**Provided information**
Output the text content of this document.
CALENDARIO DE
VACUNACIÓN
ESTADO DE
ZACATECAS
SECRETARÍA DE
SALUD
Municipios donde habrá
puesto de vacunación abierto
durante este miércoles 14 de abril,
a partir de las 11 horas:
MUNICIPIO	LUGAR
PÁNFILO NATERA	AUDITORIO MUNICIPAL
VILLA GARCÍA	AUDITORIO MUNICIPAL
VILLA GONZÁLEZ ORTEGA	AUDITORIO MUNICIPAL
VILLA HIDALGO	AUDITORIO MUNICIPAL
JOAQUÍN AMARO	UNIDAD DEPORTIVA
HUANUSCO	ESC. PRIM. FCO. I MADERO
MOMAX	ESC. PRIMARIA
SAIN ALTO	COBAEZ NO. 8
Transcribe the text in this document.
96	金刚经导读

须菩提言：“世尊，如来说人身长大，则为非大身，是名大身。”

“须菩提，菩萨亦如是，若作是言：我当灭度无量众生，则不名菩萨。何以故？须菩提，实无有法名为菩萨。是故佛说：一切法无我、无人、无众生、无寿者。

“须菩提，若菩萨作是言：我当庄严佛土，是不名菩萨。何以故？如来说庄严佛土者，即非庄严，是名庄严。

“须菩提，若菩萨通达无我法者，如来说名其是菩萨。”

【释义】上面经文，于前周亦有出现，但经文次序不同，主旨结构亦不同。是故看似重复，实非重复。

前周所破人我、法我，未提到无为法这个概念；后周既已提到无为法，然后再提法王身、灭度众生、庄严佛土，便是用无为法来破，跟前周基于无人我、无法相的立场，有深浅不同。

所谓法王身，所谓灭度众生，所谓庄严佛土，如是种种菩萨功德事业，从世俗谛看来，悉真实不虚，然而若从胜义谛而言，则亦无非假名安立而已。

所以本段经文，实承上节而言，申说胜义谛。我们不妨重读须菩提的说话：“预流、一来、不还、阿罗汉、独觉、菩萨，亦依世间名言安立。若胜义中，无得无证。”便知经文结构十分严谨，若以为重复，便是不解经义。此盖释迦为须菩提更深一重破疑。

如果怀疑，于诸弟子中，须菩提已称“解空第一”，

**Task prompt**
Wherever a line in the data above holds "document", copy that line.

**Exercise solution**
Output the text content of this document.
Transcribe the text in this document.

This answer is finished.